# Extracted records:
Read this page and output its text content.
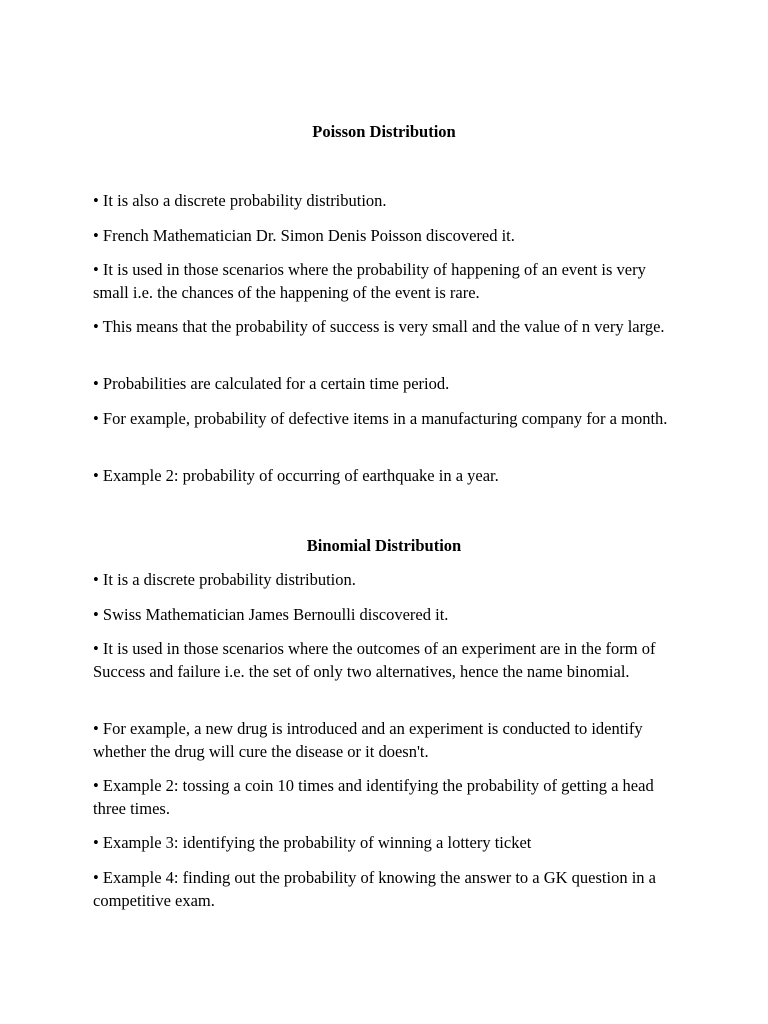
Poisson Distribution

• It is also a discrete probability distribution.

• French Mathematician Dr. Simon Denis Poisson discovered it.

• It is used in those scenarios where the probability of happening of an event is very small i.e. the chances of the happening of the event is rare.

• This means that the probability of success is very small and the value of n very large.

• Probabilities are calculated for a certain time period.

• For example, probability of defective items in a manufacturing company for a month.

• Example 2: probability of occurring of earthquake in a year.

Binomial Distribution

• It is a discrete probability distribution.

• Swiss Mathematician James Bernoulli discovered it.

• It is used in those scenarios where the outcomes of an experiment are in the form of Success and failure i.e. the set of only two alternatives, hence the name binomial.

• For example, a new drug is introduced and an experiment is conducted to identify whether the drug will cure the disease or it doesn't.

• Example 2: tossing a coin 10 times and identifying the probability of getting a head three times.

• Example 3: identifying the probability of winning a lottery ticket

• Example 4: finding out the probability of knowing the answer to a GK question in a competitive exam.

# Objective:
Transcribe the entries above verbatim, omitting their pictures.

# Exercise answer:
Read this page and output its text content.
Poisson Distribution

• It is also a discrete probability distribution.

• French Mathematician Dr. Simon Denis Poisson discovered it.

• It is used in those scenarios where the probability of happening of an event is very small i.e. the chances of the happening of the event is rare.

• This means that the probability of success is very small and the value of n very large.

• Probabilities are calculated for a certain time period.

• For example, probability of defective items in a manufacturing company for a month.

• Example 2: probability of occurring of earthquake in a year.

Binomial Distribution

• It is a discrete probability distribution.

• Swiss Mathematician James Bernoulli discovered it.

• It is used in those scenarios where the outcomes of an experiment are in the form of Success and failure i.e. the set of only two alternatives, hence the name binomial.

• For example, a new drug is introduced and an experiment is conducted to identify whether the drug will cure the disease or it doesn't.

• Example 2: tossing a coin 10 times and identifying the probability of getting a head three times.

• Example 3: identifying the probability of winning a lottery ticket

• Example 4: finding out the probability of knowing the answer to a GK question in a competitive exam.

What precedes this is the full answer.